» Given task
Repeat the data that follows, word for word, without the images.

» Data for this task
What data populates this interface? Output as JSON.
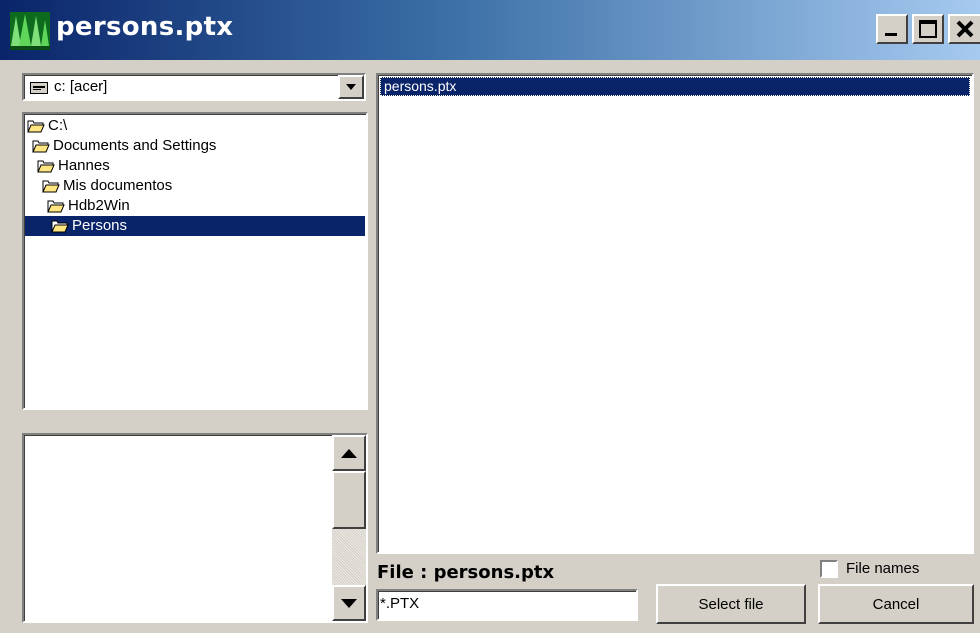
{
  "window": {
    "title": "persons.ptx",
    "controls": {
      "minimize": "minimize-icon",
      "maximize": "maximize-icon",
      "close": "close-icon"
    }
  },
  "drive_select": {
    "value": "c: [acer]",
    "icon": "drive-icon"
  },
  "folder_tree": {
    "items": [
      {
        "label": "C:\\",
        "indent": 0,
        "selected": false
      },
      {
        "label": "Documents and Settings",
        "indent": 1,
        "selected": false
      },
      {
        "label": "Hannes",
        "indent": 2,
        "selected": false
      },
      {
        "label": "Mis documentos",
        "indent": 3,
        "selected": false
      },
      {
        "label": "Hdb2Win",
        "indent": 4,
        "selected": false
      },
      {
        "label": "Persons",
        "indent": 5,
        "selected": true
      }
    ]
  },
  "file_list": {
    "items": [
      {
        "label": "persons.ptx",
        "selected": true
      }
    ]
  },
  "file_label": "File : persons.ptx",
  "filter_input": {
    "value": "*.PTX"
  },
  "file_names_checkbox": {
    "label": "File names",
    "checked": false
  },
  "buttons": {
    "select_file": "Select file",
    "cancel": "Cancel"
  },
  "colors": {
    "selection": "#0a246a",
    "face": "#d4d0c8"
  }
}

» Exercise output
What data populates this interface? Output as JSON.
{
  "window": {
    "title": "persons.ptx",
    "controls": {
      "minimize": "minimize-icon",
      "maximize": "maximize-icon",
      "close": "close-icon"
    }
  },
  "drive_select": {
    "value": "c: [acer]",
    "icon": "drive-icon"
  },
  "folder_tree": {
    "items": [
      {
        "label": "C:\\",
        "indent": 0,
        "selected": false
      },
      {
        "label": "Documents and Settings",
        "indent": 1,
        "selected": false
      },
      {
        "label": "Hannes",
        "indent": 2,
        "selected": false
      },
      {
        "label": "Mis documentos",
        "indent": 3,
        "selected": false
      },
      {
        "label": "Hdb2Win",
        "indent": 4,
        "selected": false
      },
      {
        "label": "Persons",
        "indent": 5,
        "selected": true
      }
    ]
  },
  "file_list": {
    "items": [
      {
        "label": "persons.ptx",
        "selected": true
      }
    ]
  },
  "file_label": "File : persons.ptx",
  "filter_input": {
    "value": "*.PTX"
  },
  "file_names_checkbox": {
    "label": "File names",
    "checked": false
  },
  "buttons": {
    "select_file": "Select file",
    "cancel": "Cancel"
  },
  "colors": {
    "selection": "#0a246a",
    "face": "#d4d0c8"
  }
}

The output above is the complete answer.